### DATA LINES
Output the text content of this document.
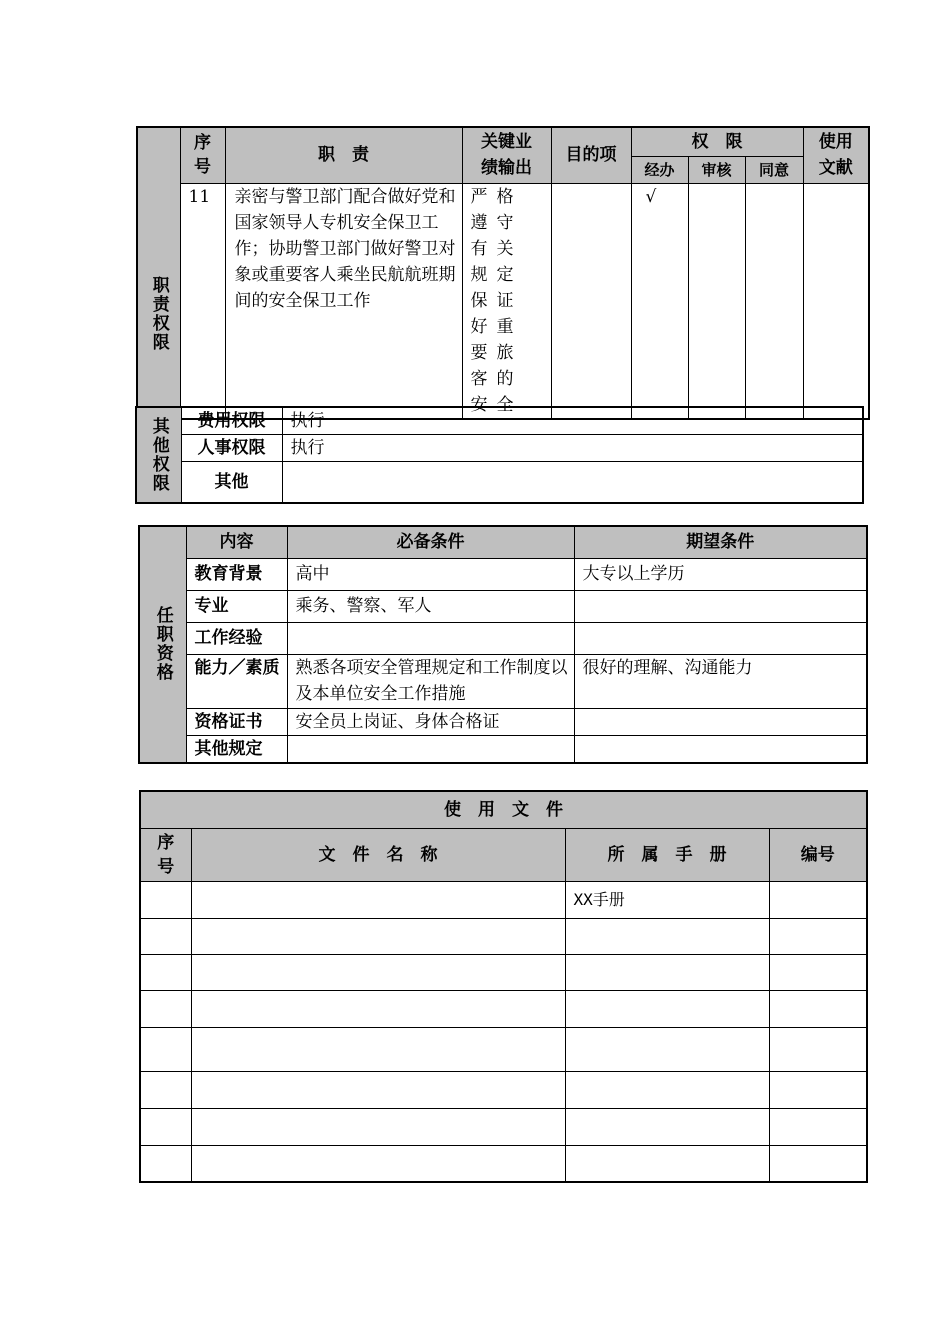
职责权限	序号	职　责	关键业绩输出	目的项	权　限			使用文献

					经办	审核	同意	
	11	亲密与警卫部门配合做好党和国家领导人专机安全保卫工作；协助警卫部门做好警卫对象或重要客人乘坐民航航班期间的安全保卫工作	严格遵守有关规定保证好重要旅客的安全		√			
其他权限	费用权限	执行
	人事权限	执行
	其他	
任职资格	内容	必备条件	期望条件
	教育背景	高中	大专以上学历
	专业	乘务、警察、军人	
	工作经验		
	能力／素质	熟悉各项安全管理规定和工作制度以及本单位安全工作措施	很好的理解、沟通能力
	资格证书	安全员上岗证、身体合格证	
	其他规定		
使　用　文　件			

序号	文　件　名　称	所　属　手　册	编号
		XX手册	
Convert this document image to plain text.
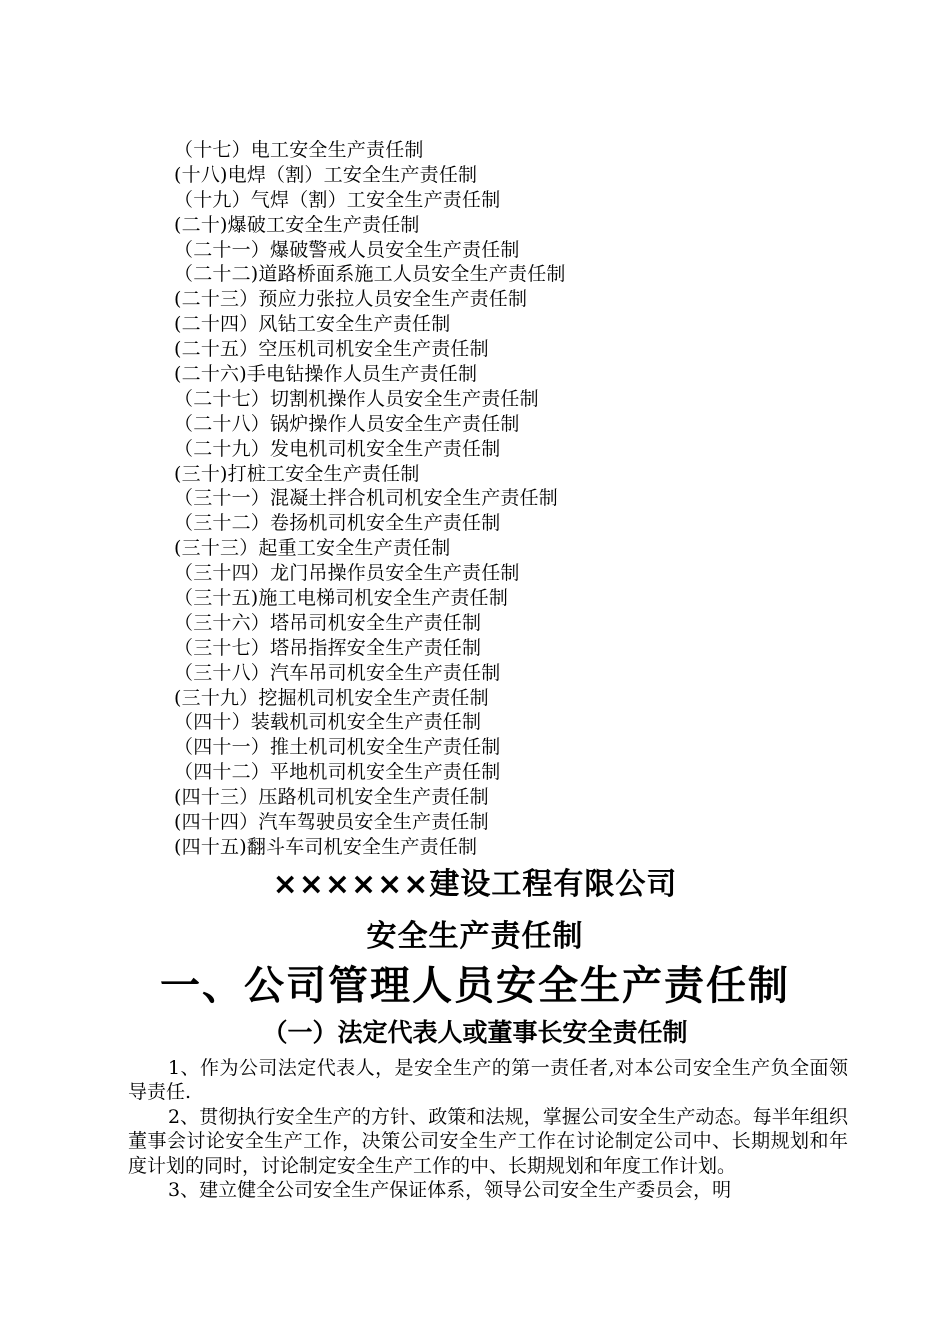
（十七）电工安全生产责任制
(十八)电焊（割）工安全生产责任制
（十九）气焊（割）工安全生产责任制
(二十)爆破工安全生产责任制
（二十一）爆破警戒人员安全生产责任制
（二十二)道路桥面系施工人员安全生产责任制
(二十三）预应力张拉人员安全生产责任制
(二十四）风钻工安全生产责任制
(二十五）空压机司机安全生产责任制
(二十六)手电钻操作人员生产责任制
（二十七）切割机操作人员安全生产责任制
（二十八）锅炉操作人员安全生产责任制
（二十九）发电机司机安全生产责任制
(三十)打桩工安全生产责任制
（三十一）混凝土拌合机司机安全生产责任制
（三十二）卷扬机司机安全生产责任制
(三十三）起重工安全生产责任制
（三十四）龙门吊操作员安全生产责任制
（三十五)施工电梯司机安全生产责任制
（三十六）塔吊司机安全生产责任制
（三十七）塔吊指挥安全生产责任制
（三十八）汽车吊司机安全生产责任制
(三十九）挖掘机司机安全生产责任制
（四十）装载机司机安全生产责任制
（四十一）推土机司机安全生产责任制
（四十二）平地机司机安全生产责任制
(四十三）压路机司机安全生产责任制
(四十四）汽车驾驶员安全生产责任制
(四十五)翻斗车司机安全生产责任制
××××××建设工程有限公司
安全生产责任制
一、公司管理人员安全生产责任制
（一）法定代表人或董事长安全责任制

1、作为公司法定代表人，是安全生产的第一责任者,对本公司安全生产负全面领导责任.

2、贯彻执行安全生产的方针、政策和法规，掌握公司安全生产动态。每半年组织董事会讨论安全生产工作，决策公司安全生产工作在讨论制定公司中、长期规划和年度计划的同时，讨论制定安全生产工作的中、长期规划和年度工作计划。

3、建立健全公司安全生产保证体系，领导公司安全生产委员会，明
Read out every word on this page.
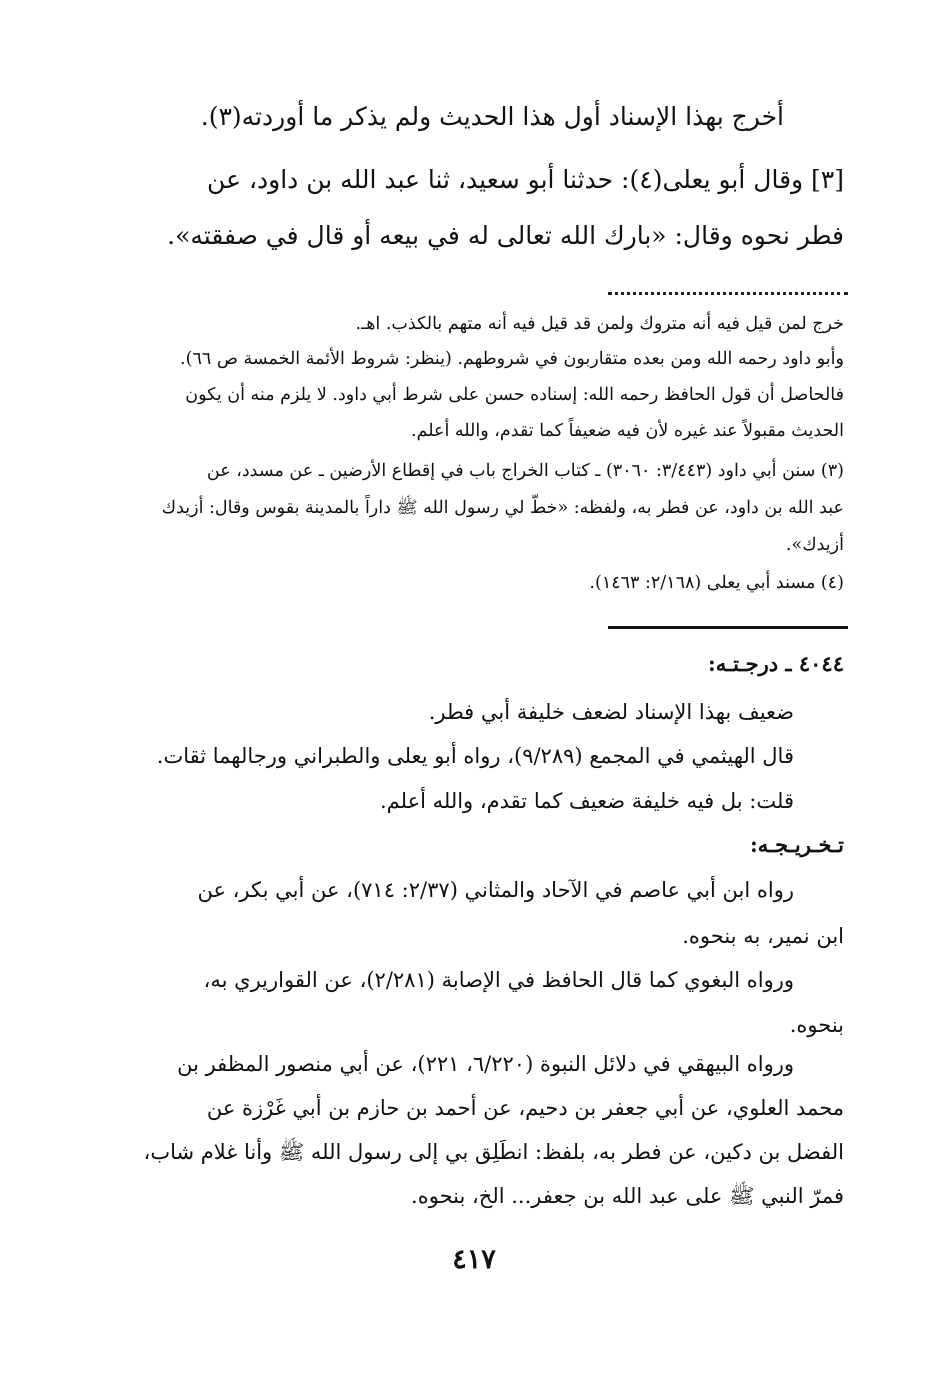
أخرج بهذا الإسناد أول هذا الحديث ولم يذكر ما أوردته(٣).

[٣] وقال أبو يعلى(٤): حدثنا أبو سعيد، ثنا عبد الله بن داود، عن

فطر نحوه وقال: «بارك الله تعالى له في بيعه أو قال في صفقته».

خرج لمن قيل فيه أنه متروك ولمن قد قيل فيه أنه متهم بالكذب. اهـ.

وأبو داود رحمه الله ومن بعده متقاربون في شروطهم. (ينظر: شروط الأئمة الخمسة ص ٦٦).

فالحاصل أن قول الحافظ رحمه الله: إسناده حسن على شرط أبي داود. لا يلزم منه أن يكون

الحديث مقبولاً عند غيره لأن فيه ضعيفاً كما تقدم، والله أعلم.

(٣) سنن أبي داود (٣/٤٤٣: ٣٠٦٠) ـ كتاب الخراج باب في إقطاع الأرضين ـ عن مسدد، عن

عبد الله بن داود، عن فطر به، ولفظه: «خطّ لي رسول الله ﷺ داراً بالمدينة بقوس وقال: أزيدك

أزيدك».

(٤) مسند أبي يعلى (٢/١٦٨: ١٤٦٣).

٤٠٤٤ ـ درجـتـه:

ضعيف بهذا الإسناد لضعف خليفة أبي فطر.

قال الهيثمي في المجمع (٩/٢٨٩)، رواه أبو يعلى والطبراني ورجالهما ثقات.

قلت: بل فيه خليفة ضعيف كما تقدم، والله أعلم.

تـخـريـجـه:

رواه ابن أبي عاصم في الآحاد والمثاني (٢/٣٧: ٧١٤)، عن أبي بكر، عن

ابن نمير، به بنحوه.

ورواه البغوي كما قال الحافظ في الإصابة (٢/٢٨١)، عن القواريري به،

بنحوه.

ورواه البيهقي في دلائل النبوة (٦/٢٢٠، ٢٢١)، عن أبي منصور المظفر بن

محمد العلوي، عن أبي جعفر بن دحيم، عن أحمد بن حازم بن أبي غَرْزة عن

الفضل بن دكين، عن فطر به، بلفظ: انطَلِق بي إلى رسول الله ﷺ وأنا غلام شاب،

فمرّ النبي ﷺ على عبد الله بن جعفر... الخ، بنحوه.

٤١٧
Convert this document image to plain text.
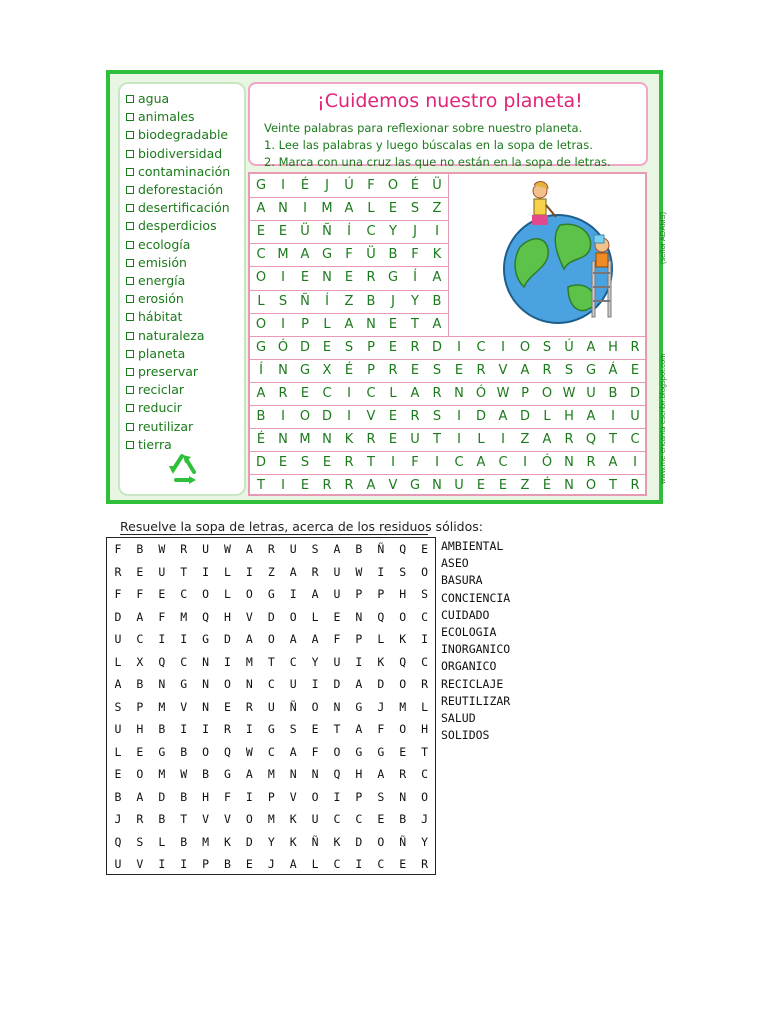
agua
animales
biodegradable
biodiversidad
contaminación
deforestación
desertificación
desperdicios
ecología
emisión
energía
erosión
hábitat
naturaleza
planeta
preservar
reciclar
reducir
reutilizar
tierra
¡Cuidemos nuestro planeta!
Veinte palabras para reflexionar sobre nuestro planeta.
1. Lee las palabras y luego búscalas en la sopa de letras.
2. Marca con una cruz las que no están en la sopa de letras.
G	I	É	J	Ú	F	O É	Ü
A N	I	M A	L	E	S	Z
E	E	Ü Ñ	Í	C	Y	J	I
C M A G	F	Ü B	F	K
O	I	E	N	E	R G	Í	A
L	S	Ñ	Í	Z	B	J	Y	B
O	I	P	L	A N	E	T	A
G Ó D E	S	P	E	R D	I	C	I	O S	Ú A H R
Í	N G X	É	P	R	E	S	E	R	V	A	R	S G Á	E
A	R	E	C	I	C	L	A	R N Ó W P O W U B D
B	I	O D	I	V	E	R	S	I	D A D	L	H A	I	U
É	N M N K	R	E	U	T	I	L	I	Z	A	R Q T	C
D E	S	E	R	T	I	F	I	C	A	C	I	Ó N R	A	I
T	I	E	R R	A	V G N U	E	E	Z	É	N O T	R
(señor ADAMS)
www.me-encanta-escribir.blogspot.com
Resuelve la sopa de letras, acerca de los residuos sólidos:
F	B	W	R	U	W	A	R	U	S	A	B	Ñ	Q	E
R	E	U	T	I	L	I	Z	A	R	U	W	I	S	O
F	F	E	C	O	L	O	G	I	A	U	P	P	H	S
D	A	F	M	Q	H	V	D	O	L	E	N	Q	O	C
U	C	I	I	G	D	A	O	A	A	F	P	L	K	I
L	X	Q	C	N	I	M	T	C	Y	U	I	K	Q	C
A	B	N	G	N	O	N	C	U	I	D	A	D	O	R
S	P	M	V	N	E	R	U	Ñ	O	N	G	J	M	L
U	H	B	I	I	R	I	G	S	E	T	A	F	O	H
L	E	G	B	O	Q	W	C	A	F	O	G	G	E	T
E	O	M	W	B	G	A	M	N	N	Q	H	A	R	C
B	A	D	B	H	F	I	P	V	O	I	P	S	N	O
J	R	B	T	V	V	O	M	K	U	C	C	E	B	J
Q	S	L	B	M	K	D	Y	K	Ñ	K	D	O	Ñ	Y
U	V	I	I	P	B	E	J	A	L	C	I	C	E	R
AMBIENTAL
ASEO
BASURA
CONCIENCIA
CUIDADO
ECOLOGIA
INORGANICO
ORGANICO
RECICLAJE
REUTILIZAR
SALUD
SOLIDOS
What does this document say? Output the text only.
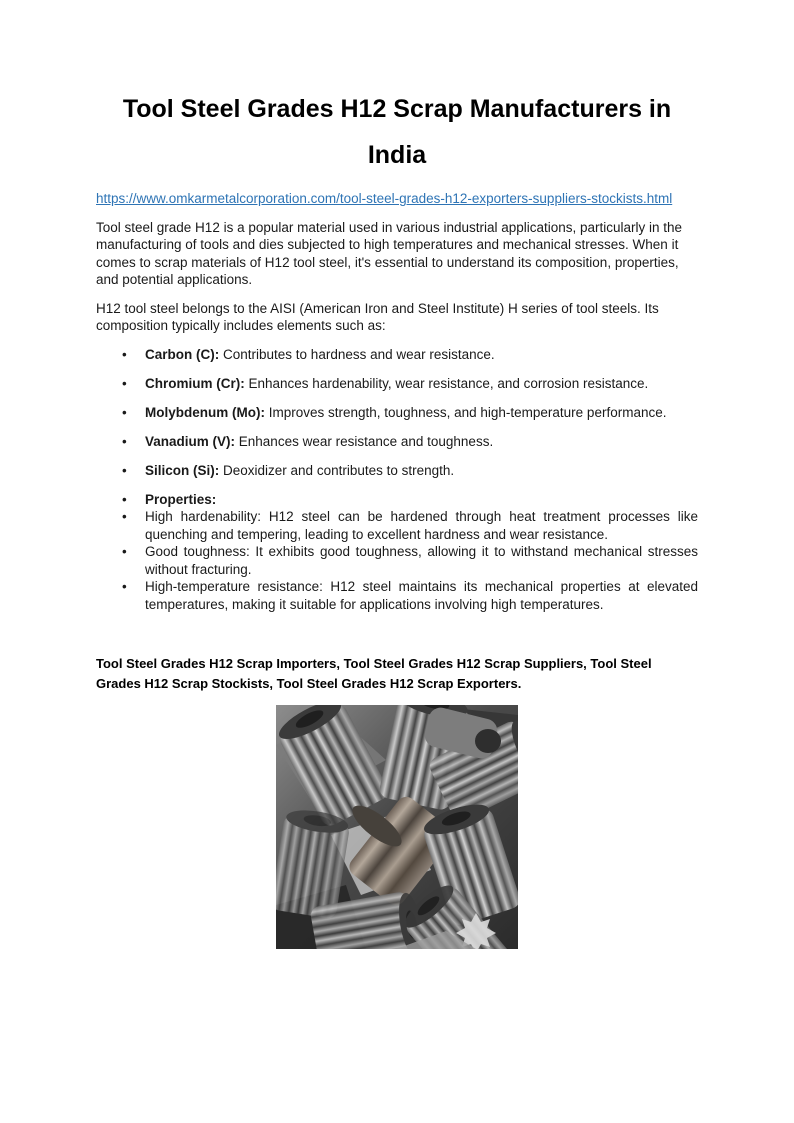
Tool Steel Grades H12 Scrap Manufacturers in India
https://www.omkarmetalcorporation.com/tool-steel-grades-h12-exporters-suppliers-stockists.html

Tool steel grade H12 is a popular material used in various industrial applications, particularly in the manufacturing of tools and dies subjected to high temperatures and mechanical stresses. When it comes to scrap materials of H12 tool steel, it's essential to understand its composition, properties, and potential applications.

H12 tool steel belongs to the AISI (American Iron and Steel Institute) H series of tool steels. Its composition typically includes elements such as:

• Carbon (C): Contributes to hardness and wear resistance.
• Chromium (Cr): Enhances hardenability, wear resistance, and corrosion resistance.
• Molybdenum (Mo): Improves strength, toughness, and high-temperature performance.
• Vanadium (V): Enhances wear resistance and toughness.
• Silicon (Si): Deoxidizer and contributes to strength.
• Properties:
• High hardenability: H12 steel can be hardened through heat treatment processes like quenching and tempering, leading to excellent hardness and wear resistance.
• Good toughness: It exhibits good toughness, allowing it to withstand mechanical stresses without fracturing.
• High-temperature resistance: H12 steel maintains its mechanical properties at elevated temperatures, making it suitable for applications involving high temperatures.

Tool Steel Grades H12 Scrap Importers, Tool Steel Grades H12 Scrap Suppliers, Tool Steel Grades H12 Scrap Stockists, Tool Steel Grades H12 Scrap Exporters.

### EXERCISE PROMPT
Within the listing above, copy each line that has the string "بهذا".

### RESULT FOR THIS TASK
أخرج بهذا الإسناد أول هذا الحديث ولم يذكر ما أوردته(٣).
ضعيف بهذا الإسناد لضعف خليفة أبي فطر.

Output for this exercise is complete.